Recorded information:
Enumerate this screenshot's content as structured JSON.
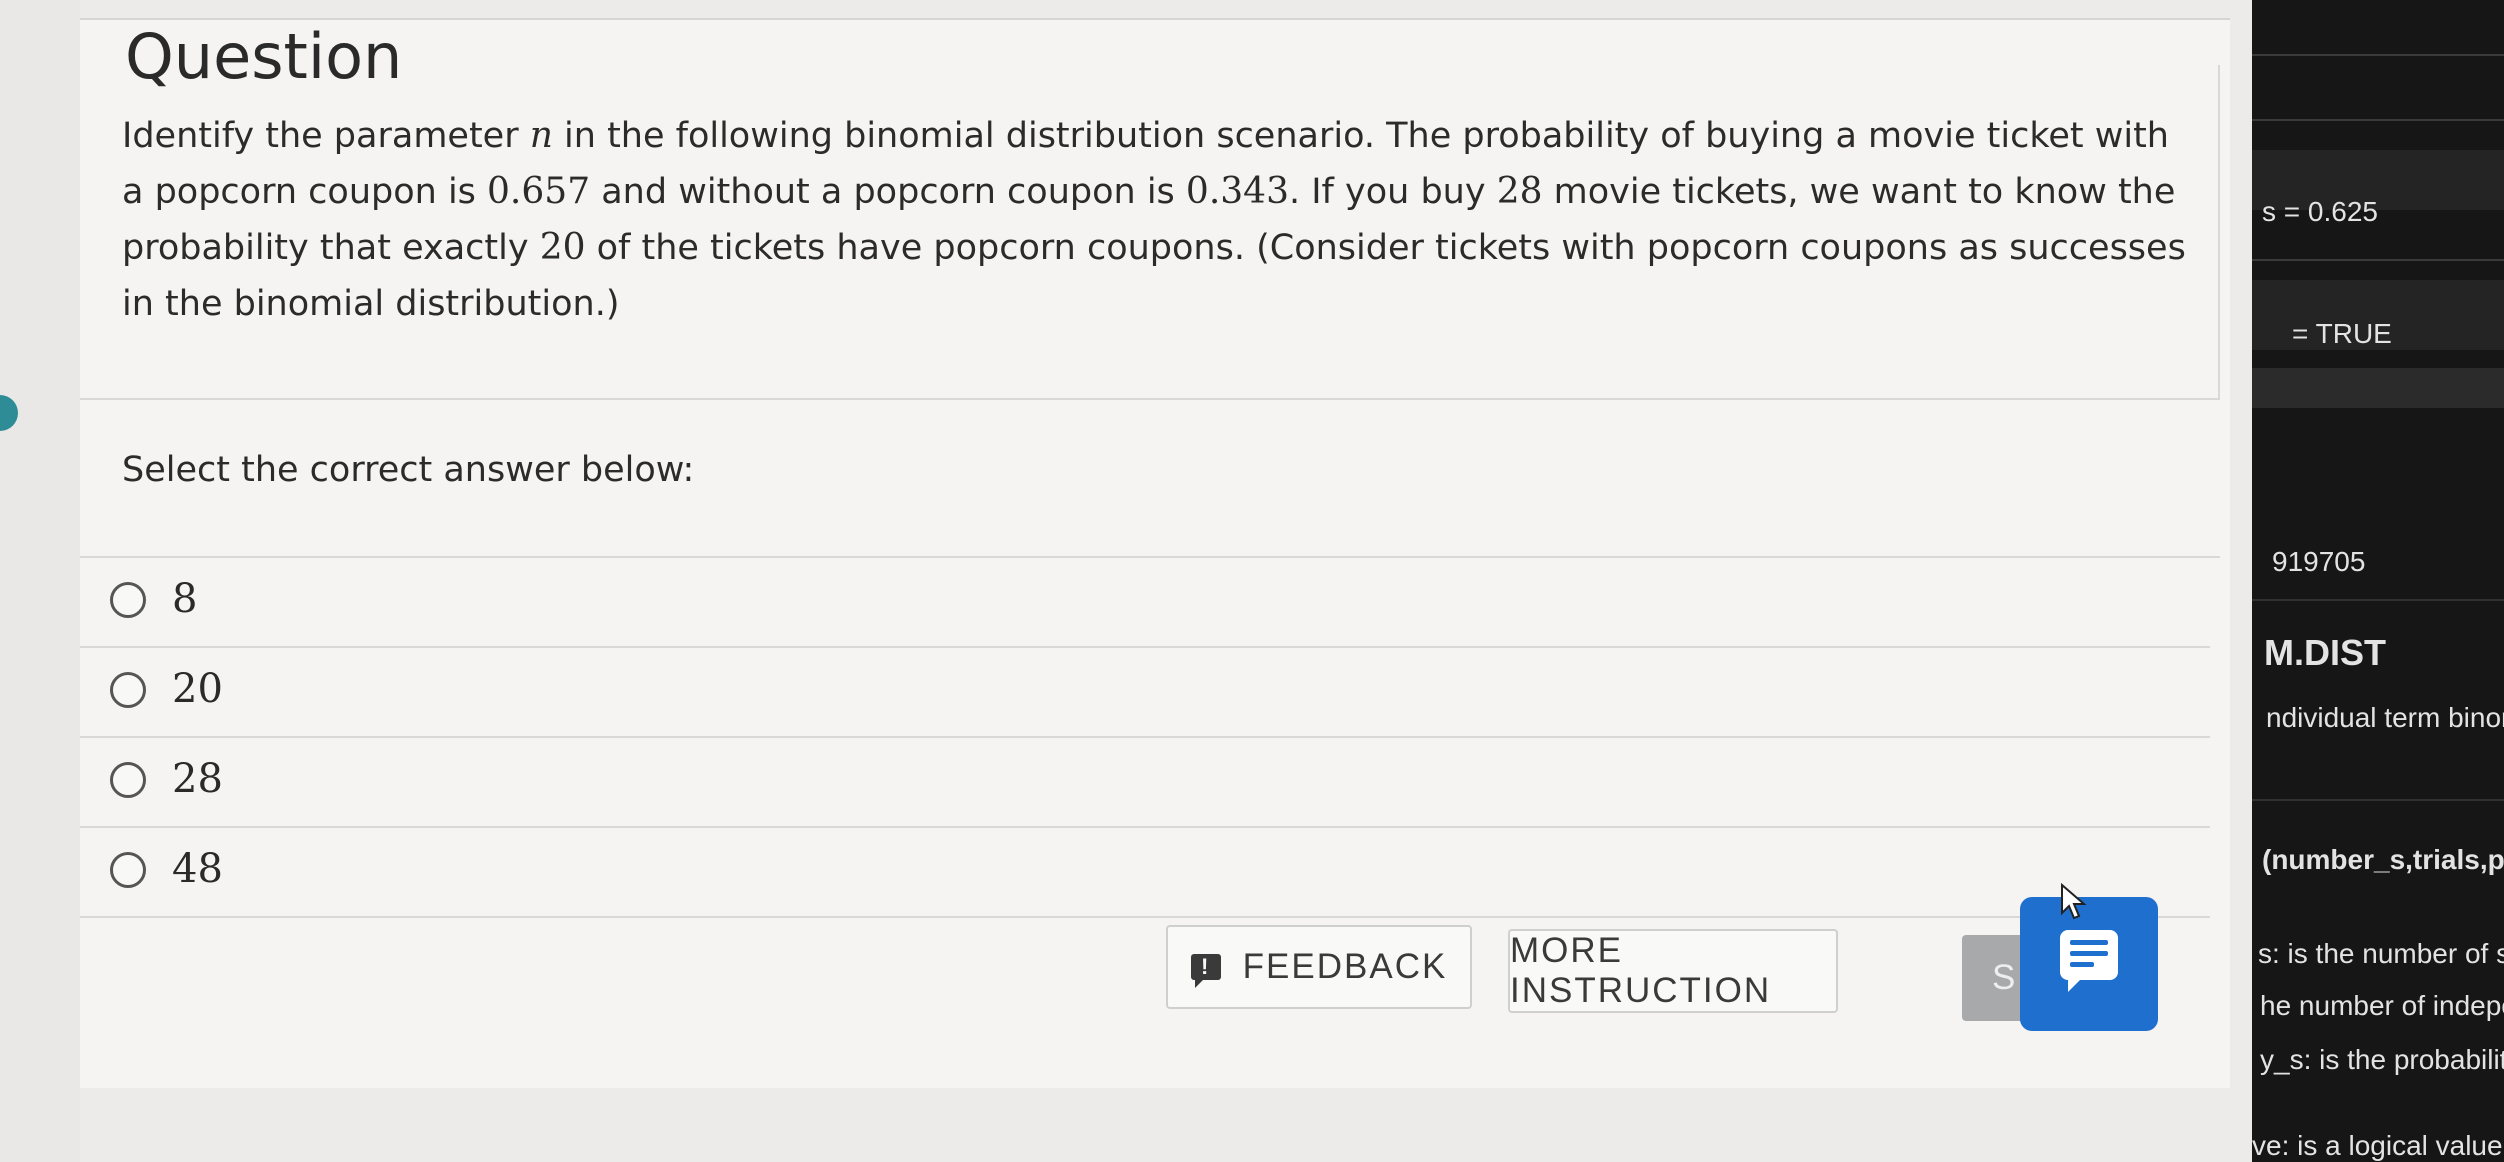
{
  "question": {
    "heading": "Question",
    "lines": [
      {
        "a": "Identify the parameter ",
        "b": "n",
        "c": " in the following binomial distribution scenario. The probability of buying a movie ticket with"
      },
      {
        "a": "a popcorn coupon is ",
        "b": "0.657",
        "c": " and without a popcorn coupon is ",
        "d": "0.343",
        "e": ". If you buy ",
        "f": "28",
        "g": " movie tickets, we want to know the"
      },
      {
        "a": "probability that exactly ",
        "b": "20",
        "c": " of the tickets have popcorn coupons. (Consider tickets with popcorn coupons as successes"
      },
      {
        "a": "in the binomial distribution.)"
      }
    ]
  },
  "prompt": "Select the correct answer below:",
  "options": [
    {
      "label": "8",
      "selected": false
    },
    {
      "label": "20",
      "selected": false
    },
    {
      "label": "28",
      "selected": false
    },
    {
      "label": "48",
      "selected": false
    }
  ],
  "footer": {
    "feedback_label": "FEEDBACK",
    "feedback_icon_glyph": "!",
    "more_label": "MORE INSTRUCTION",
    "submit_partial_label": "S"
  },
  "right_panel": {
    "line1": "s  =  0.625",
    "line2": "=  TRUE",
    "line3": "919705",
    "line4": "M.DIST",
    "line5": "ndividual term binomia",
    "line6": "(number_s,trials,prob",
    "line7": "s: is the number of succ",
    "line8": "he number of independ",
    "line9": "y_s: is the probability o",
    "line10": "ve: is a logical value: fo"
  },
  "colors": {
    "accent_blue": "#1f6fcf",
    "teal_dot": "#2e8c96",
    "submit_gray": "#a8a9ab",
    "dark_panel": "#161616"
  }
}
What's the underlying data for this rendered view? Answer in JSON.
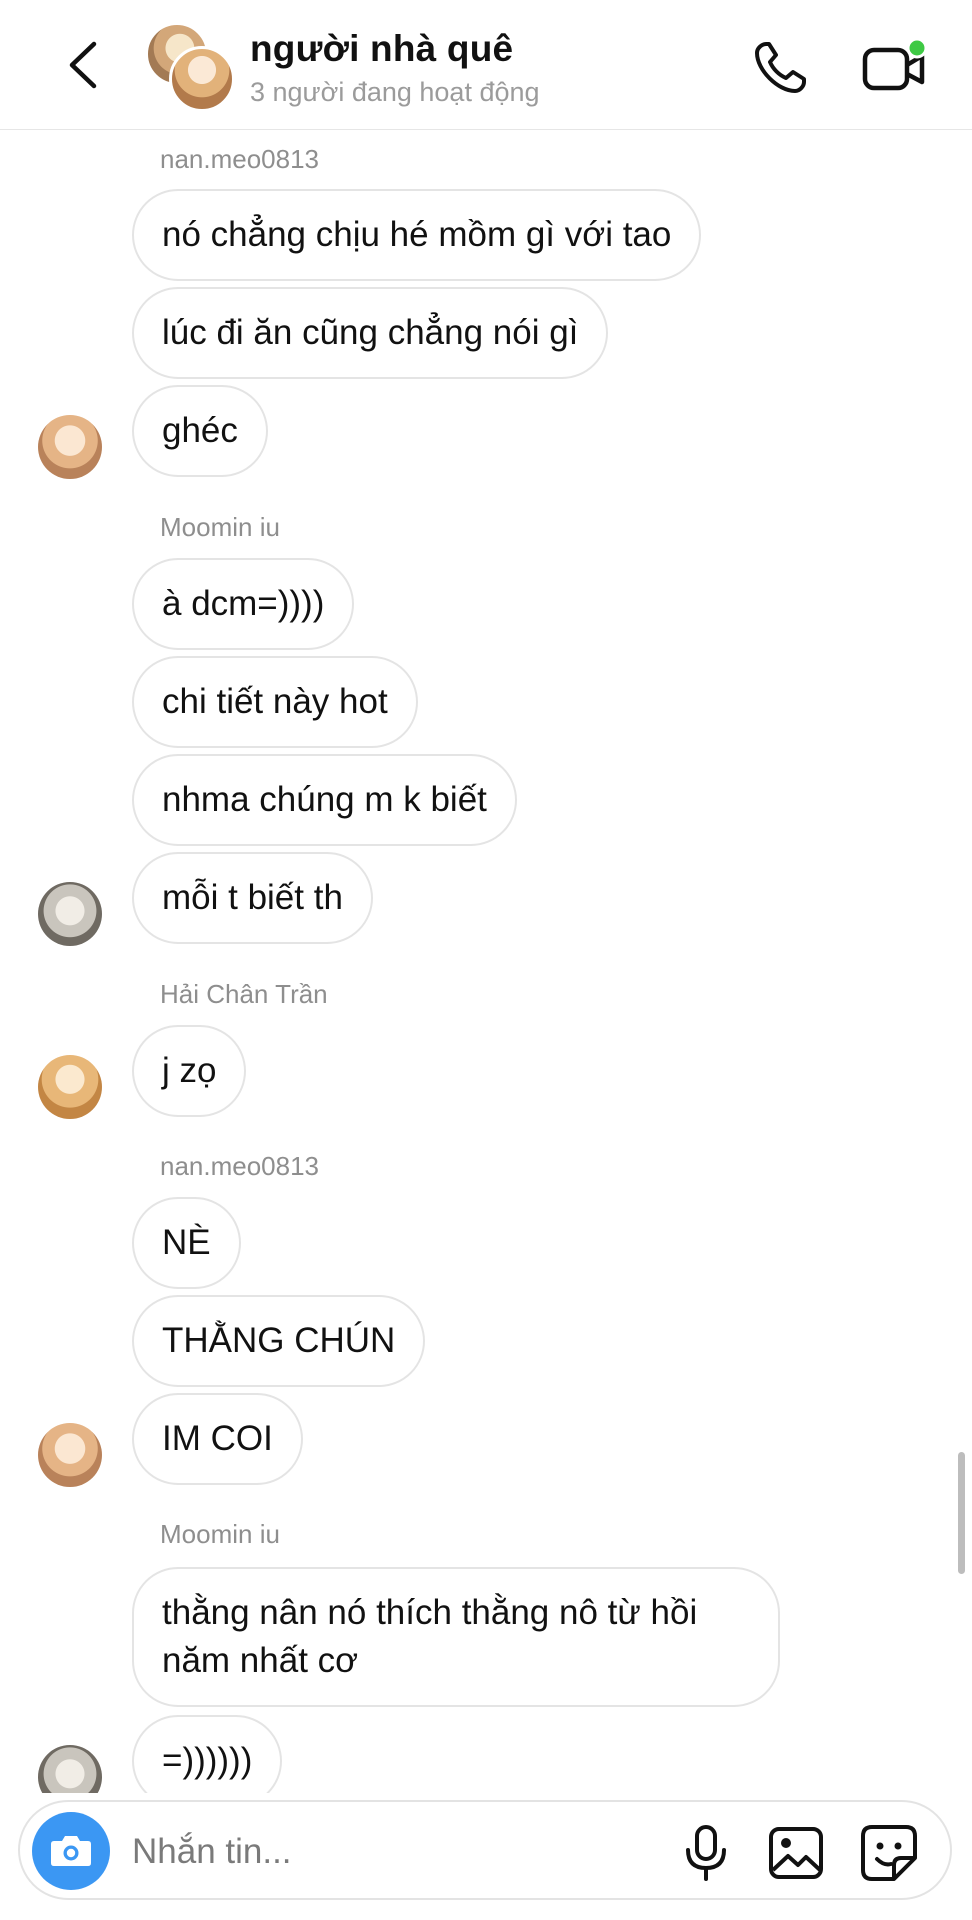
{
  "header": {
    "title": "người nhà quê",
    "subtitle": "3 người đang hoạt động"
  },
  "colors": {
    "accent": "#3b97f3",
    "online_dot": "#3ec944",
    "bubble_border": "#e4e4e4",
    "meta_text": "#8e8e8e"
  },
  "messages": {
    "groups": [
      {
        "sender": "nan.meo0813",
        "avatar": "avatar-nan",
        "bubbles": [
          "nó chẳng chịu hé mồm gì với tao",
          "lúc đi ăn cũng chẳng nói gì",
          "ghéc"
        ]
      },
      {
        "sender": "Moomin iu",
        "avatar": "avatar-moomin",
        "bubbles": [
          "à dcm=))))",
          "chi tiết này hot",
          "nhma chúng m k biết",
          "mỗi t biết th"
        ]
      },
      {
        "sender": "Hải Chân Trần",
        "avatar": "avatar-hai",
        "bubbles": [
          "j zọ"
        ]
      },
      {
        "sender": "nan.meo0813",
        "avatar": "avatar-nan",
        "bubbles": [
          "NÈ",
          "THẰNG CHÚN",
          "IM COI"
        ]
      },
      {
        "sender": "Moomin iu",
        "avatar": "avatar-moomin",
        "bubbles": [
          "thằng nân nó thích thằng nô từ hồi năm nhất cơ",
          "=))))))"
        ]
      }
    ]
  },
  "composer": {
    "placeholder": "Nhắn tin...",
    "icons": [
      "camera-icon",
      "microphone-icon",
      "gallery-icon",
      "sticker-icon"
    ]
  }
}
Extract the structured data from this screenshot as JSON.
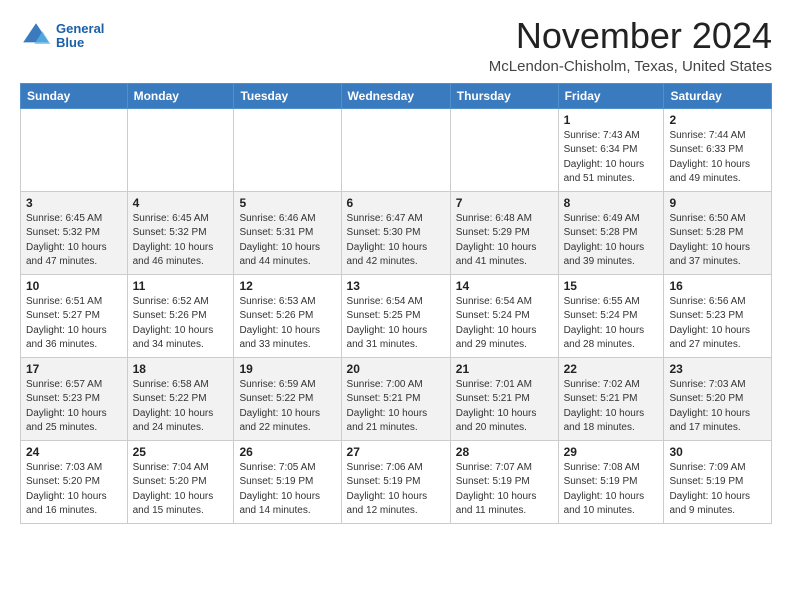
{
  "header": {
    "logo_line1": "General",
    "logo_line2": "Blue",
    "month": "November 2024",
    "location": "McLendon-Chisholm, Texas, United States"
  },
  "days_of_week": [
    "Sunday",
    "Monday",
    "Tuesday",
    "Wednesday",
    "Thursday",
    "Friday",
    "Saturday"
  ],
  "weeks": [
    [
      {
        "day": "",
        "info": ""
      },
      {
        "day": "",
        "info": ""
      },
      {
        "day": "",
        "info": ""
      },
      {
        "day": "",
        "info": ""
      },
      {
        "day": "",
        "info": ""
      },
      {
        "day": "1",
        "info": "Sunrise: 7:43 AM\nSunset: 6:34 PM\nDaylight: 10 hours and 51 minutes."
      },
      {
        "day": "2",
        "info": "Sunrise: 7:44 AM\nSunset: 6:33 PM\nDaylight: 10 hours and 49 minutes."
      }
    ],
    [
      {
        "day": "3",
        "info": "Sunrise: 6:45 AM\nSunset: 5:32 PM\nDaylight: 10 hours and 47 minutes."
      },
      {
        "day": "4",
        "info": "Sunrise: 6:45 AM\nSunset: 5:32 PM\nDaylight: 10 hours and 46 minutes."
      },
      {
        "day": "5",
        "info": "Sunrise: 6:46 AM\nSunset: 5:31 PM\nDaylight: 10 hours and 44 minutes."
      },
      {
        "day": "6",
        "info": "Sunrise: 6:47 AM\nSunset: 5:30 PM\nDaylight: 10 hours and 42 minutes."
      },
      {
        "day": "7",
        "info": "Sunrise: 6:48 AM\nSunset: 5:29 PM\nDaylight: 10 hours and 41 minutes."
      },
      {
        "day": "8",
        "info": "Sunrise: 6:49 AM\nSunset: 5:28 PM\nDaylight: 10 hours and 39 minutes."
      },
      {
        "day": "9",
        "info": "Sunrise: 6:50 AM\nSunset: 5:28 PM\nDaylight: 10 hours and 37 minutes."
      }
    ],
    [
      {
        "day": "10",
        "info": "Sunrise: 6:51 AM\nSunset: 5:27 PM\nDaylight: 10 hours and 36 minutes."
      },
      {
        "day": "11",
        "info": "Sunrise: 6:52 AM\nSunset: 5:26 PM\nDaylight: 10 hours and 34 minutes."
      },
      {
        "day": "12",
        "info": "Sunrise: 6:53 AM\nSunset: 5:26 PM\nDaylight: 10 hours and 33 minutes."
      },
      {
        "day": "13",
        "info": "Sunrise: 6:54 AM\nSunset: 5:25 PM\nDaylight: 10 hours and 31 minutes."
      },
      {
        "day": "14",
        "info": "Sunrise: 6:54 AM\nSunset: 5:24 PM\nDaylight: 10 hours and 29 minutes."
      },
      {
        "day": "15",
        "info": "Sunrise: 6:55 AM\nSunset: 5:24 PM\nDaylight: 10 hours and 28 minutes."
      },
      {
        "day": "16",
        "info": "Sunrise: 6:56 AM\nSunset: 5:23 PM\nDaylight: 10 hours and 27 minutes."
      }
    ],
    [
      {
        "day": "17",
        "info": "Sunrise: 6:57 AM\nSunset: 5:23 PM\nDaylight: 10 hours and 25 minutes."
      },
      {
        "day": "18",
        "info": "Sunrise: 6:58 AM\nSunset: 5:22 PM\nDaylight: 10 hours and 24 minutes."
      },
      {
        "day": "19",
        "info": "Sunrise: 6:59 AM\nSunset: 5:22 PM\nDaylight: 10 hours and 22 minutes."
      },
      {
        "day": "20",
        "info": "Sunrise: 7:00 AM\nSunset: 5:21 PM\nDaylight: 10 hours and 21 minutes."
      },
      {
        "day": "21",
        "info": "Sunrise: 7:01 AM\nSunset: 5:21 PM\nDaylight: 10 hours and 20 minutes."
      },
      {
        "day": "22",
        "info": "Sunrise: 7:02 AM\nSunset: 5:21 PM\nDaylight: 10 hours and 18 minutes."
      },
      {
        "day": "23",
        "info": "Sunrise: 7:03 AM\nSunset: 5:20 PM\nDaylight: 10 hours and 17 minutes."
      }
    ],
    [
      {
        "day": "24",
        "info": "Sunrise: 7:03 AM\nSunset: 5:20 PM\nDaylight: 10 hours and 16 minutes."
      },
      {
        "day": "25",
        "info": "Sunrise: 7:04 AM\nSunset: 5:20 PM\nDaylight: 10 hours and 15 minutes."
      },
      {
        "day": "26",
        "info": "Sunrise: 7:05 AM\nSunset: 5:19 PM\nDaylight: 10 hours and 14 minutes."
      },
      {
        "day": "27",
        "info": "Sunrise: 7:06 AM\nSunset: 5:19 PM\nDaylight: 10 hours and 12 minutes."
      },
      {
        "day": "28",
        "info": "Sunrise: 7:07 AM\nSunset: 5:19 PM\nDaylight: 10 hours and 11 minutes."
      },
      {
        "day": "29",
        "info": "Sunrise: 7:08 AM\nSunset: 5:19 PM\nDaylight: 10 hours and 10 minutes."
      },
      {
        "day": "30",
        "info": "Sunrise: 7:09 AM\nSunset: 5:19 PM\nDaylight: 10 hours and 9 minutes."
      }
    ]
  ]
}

Brief: Locate all lines that include the word "data" and copy them out.

Task solution:
What's the underlying data for this rendered view? Answer in JSON.
Extract the structured data from this screenshot as JSON.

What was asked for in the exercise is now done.